→ YOUR INSTRUCTIONS:
Copy down every line where the string "detached" shows up.
── DATA FOR PROCESSING ──
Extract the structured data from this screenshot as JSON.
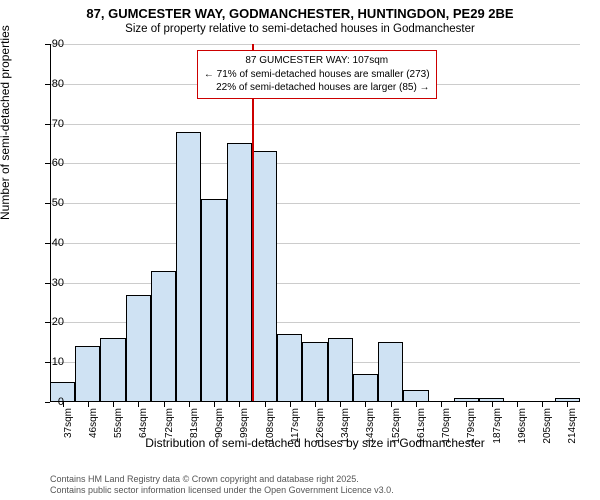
{
  "title": "87, GUMCESTER WAY, GODMANCHESTER, HUNTINGDON, PE29 2BE",
  "subtitle": "Size of property relative to semi-detached houses in Godmanchester",
  "y_axis_label": "Number of semi-detached properties",
  "x_axis_label": "Distribution of semi-detached houses by size in Godmanchester",
  "footer_line1": "Contains HM Land Registry data © Crown copyright and database right 2025.",
  "footer_line2": "Contains public sector information licensed under the Open Government Licence v3.0.",
  "chart": {
    "type": "histogram",
    "ylim": [
      0,
      90
    ],
    "ytick_step": 10,
    "background_color": "#ffffff",
    "grid_color": "#cccccc",
    "bar_fill": "#cfe2f3",
    "bar_stroke": "#000000",
    "reference_line_x": 108,
    "reference_line_color": "#cc0000",
    "annotation_border": "#cc0000",
    "x_labels": [
      "37sqm",
      "46sqm",
      "55sqm",
      "64sqm",
      "72sqm",
      "81sqm",
      "90sqm",
      "99sqm",
      "108sqm",
      "117sqm",
      "126sqm",
      "134sqm",
      "143sqm",
      "152sqm",
      "161sqm",
      "170sqm",
      "179sqm",
      "187sqm",
      "196sqm",
      "205sqm",
      "214sqm"
    ],
    "values": [
      5,
      14,
      16,
      27,
      33,
      68,
      51,
      65,
      63,
      17,
      15,
      16,
      7,
      15,
      3,
      0,
      1,
      1,
      0,
      0,
      1
    ],
    "bar_count": 21,
    "annotation": {
      "line1": "87 GUMCESTER WAY: 107sqm",
      "line2": "← 71% of semi-detached houses are smaller (273)",
      "line3": "22% of semi-detached houses are larger (85) →"
    },
    "title_fontsize": 13,
    "subtitle_fontsize": 11.5,
    "label_fontsize": 12,
    "tick_fontsize": 11
  }
}
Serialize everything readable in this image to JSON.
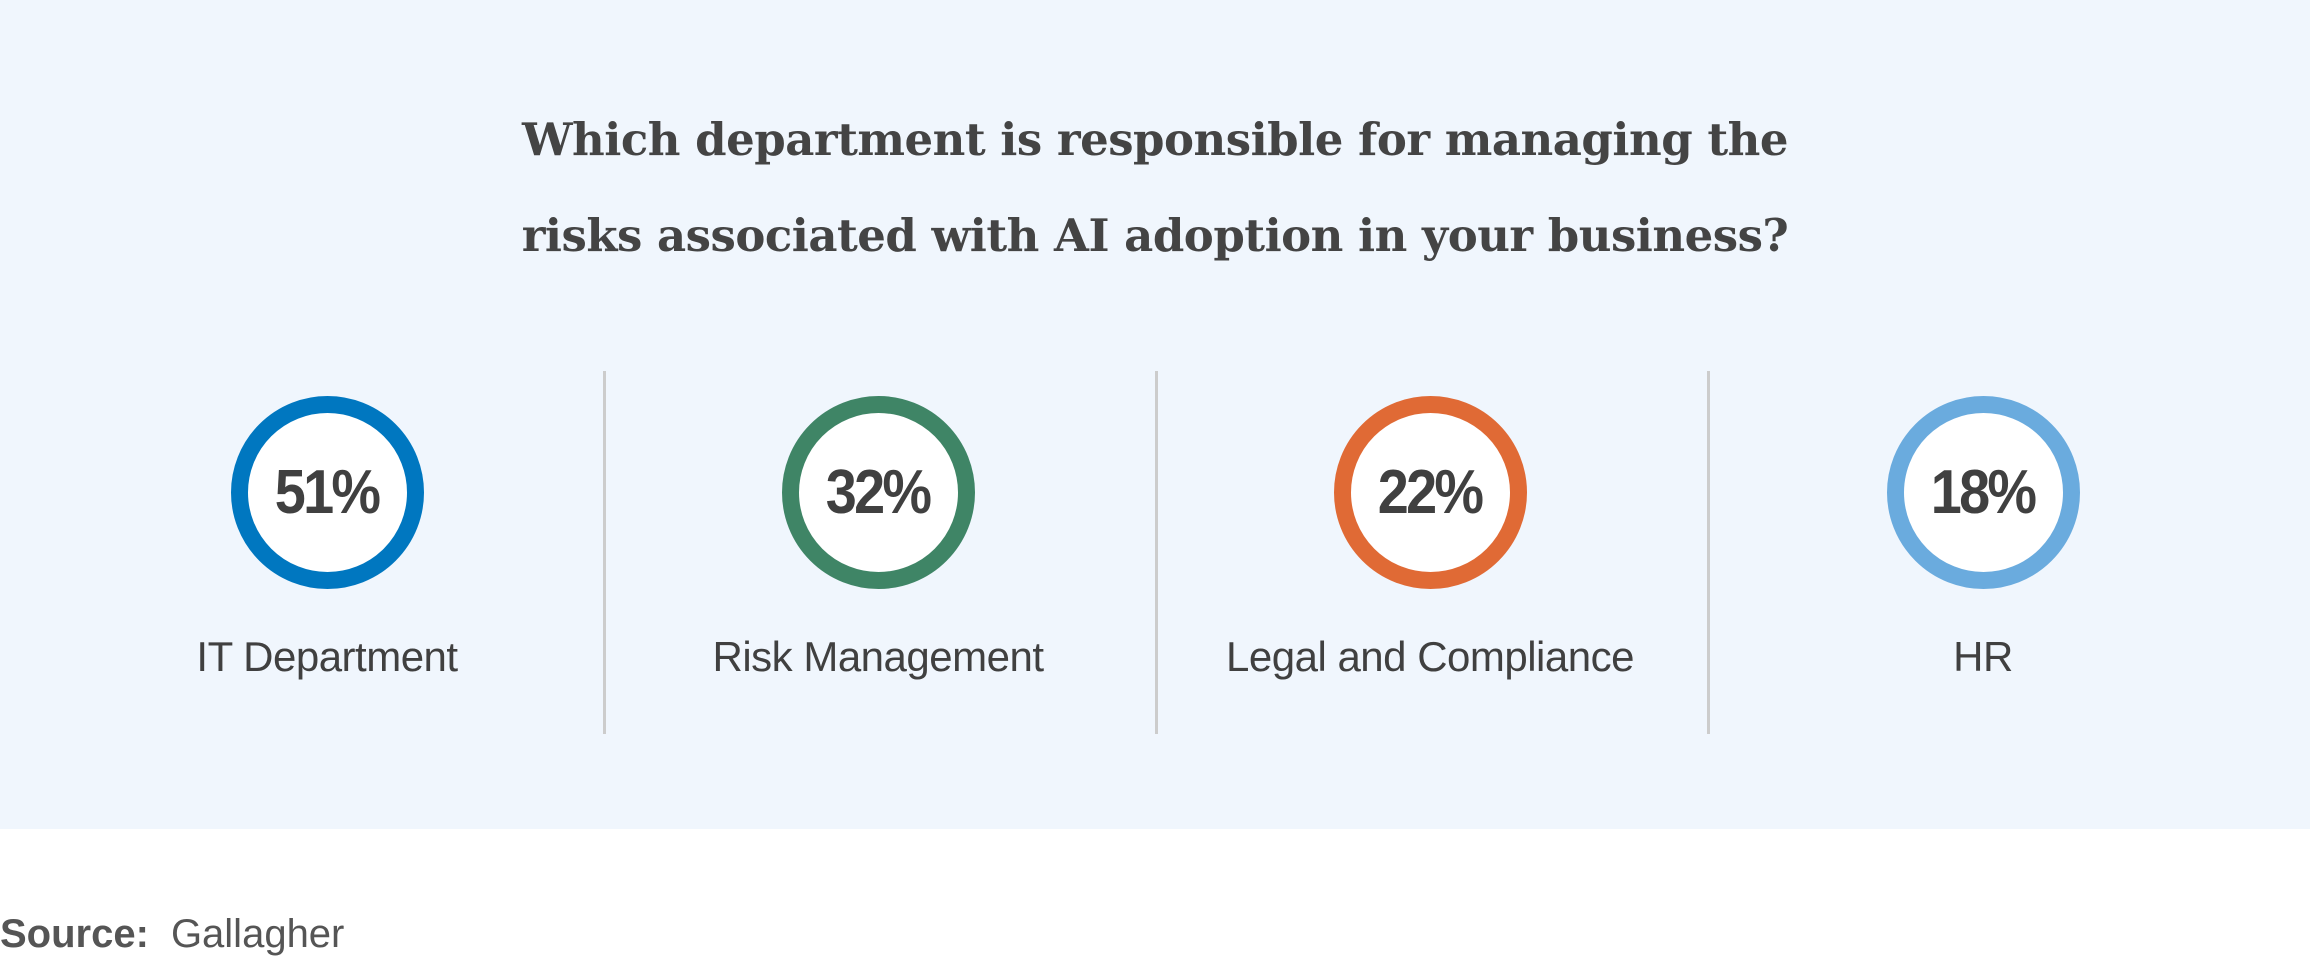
{
  "chart_data": {
    "type": "table",
    "title_lines": [
      "Which department is responsible for managing the",
      "risks associated with AI adoption in your business?"
    ],
    "categories": [
      "IT Department",
      "Risk Management",
      "Legal and Compliance",
      "HR"
    ],
    "values": [
      51,
      32,
      22,
      18
    ],
    "value_labels": [
      "51%",
      "32%",
      "22%",
      "18%"
    ],
    "colors": [
      "#0077c0",
      "#3f8566",
      "#e06a35",
      "#6aabde"
    ]
  },
  "source": {
    "label": "Source:",
    "value": "Gallagher"
  }
}
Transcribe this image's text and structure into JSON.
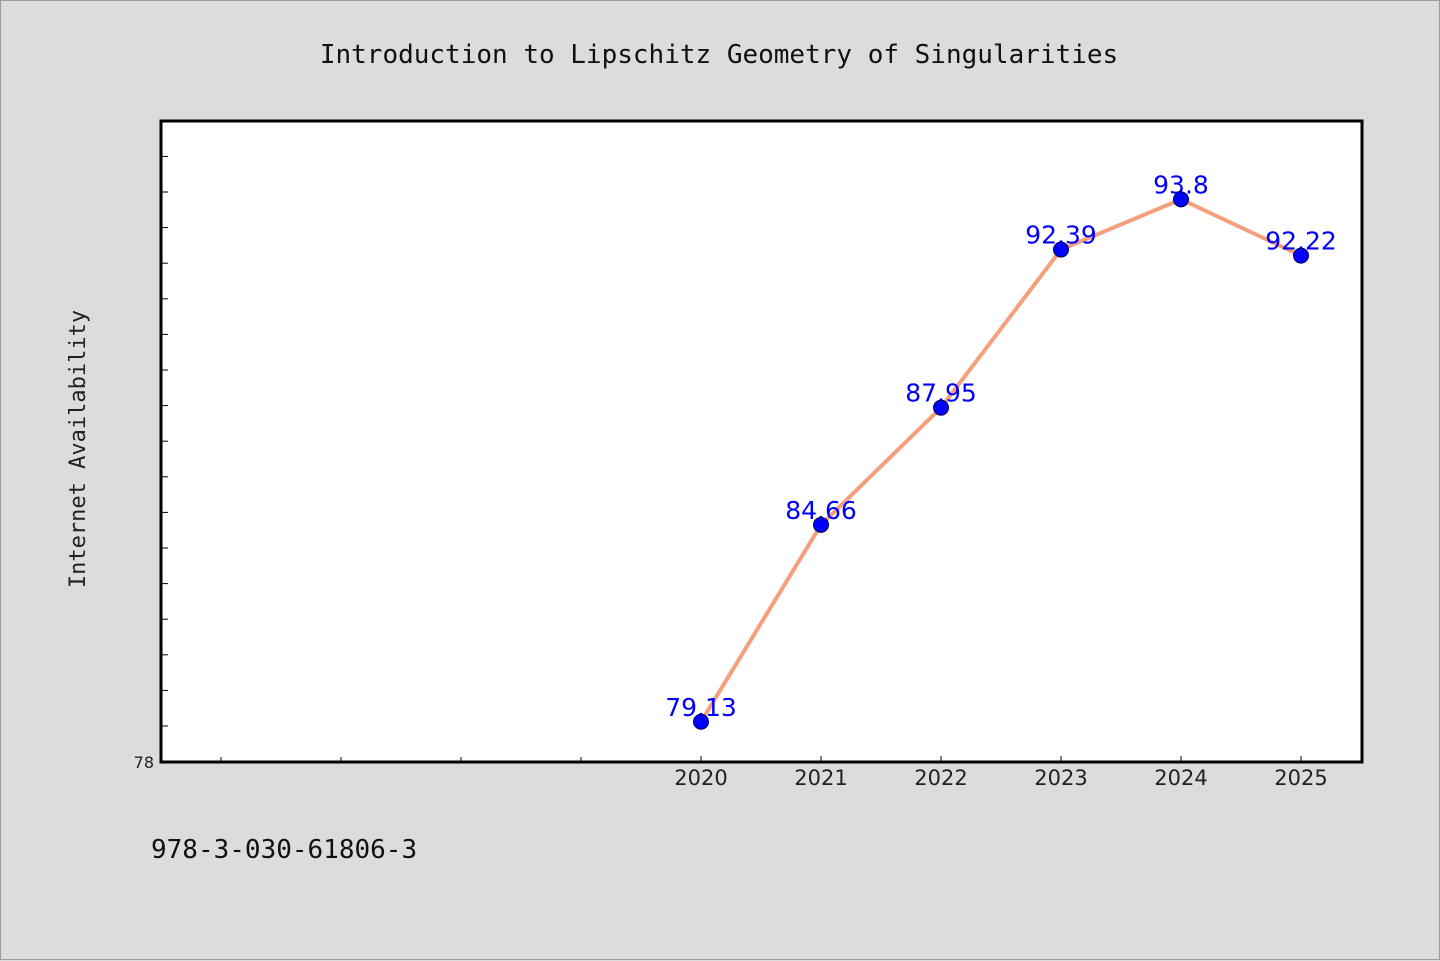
{
  "footer": {
    "isbn": "978-3-030-61806-3"
  },
  "chart_data": {
    "type": "line",
    "title": "Introduction to Lipschitz Geometry of Singularities",
    "xlabel": "",
    "ylabel": "Internet Availability",
    "categories": [
      "2020",
      "2021",
      "2022",
      "2023",
      "2024",
      "2025"
    ],
    "series": [
      {
        "values": [
          79.13,
          84.66,
          87.95,
          92.39,
          93.8,
          92.22
        ]
      }
    ],
    "data_labels": [
      "79.13",
      "84.66",
      "87.95",
      "92.39",
      "93.8",
      "92.22"
    ],
    "y_tick_labels": [
      "78"
    ],
    "ylim": [
      78,
      96
    ],
    "grid": false,
    "legend": "none",
    "colors": {
      "line": "#f4a07c",
      "marker": "#0000ff",
      "data_label": "#0000ff",
      "plot_background": "#ffffff",
      "page_background": "#dcdcdc"
    }
  }
}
───
→ FINAL RESULT:
  "subtitle": "Size of property relative to semi-detached houses in Godmanchester",
  "y_axis_label": "Number of semi-detached properties",
  "x_axis_label": "Distribution of semi-detached houses by size in Godmanchester",
      "line2": "← 71% of semi-detached houses are smaller (273)",
      "line3": "22% of semi-detached houses are larger (85) →"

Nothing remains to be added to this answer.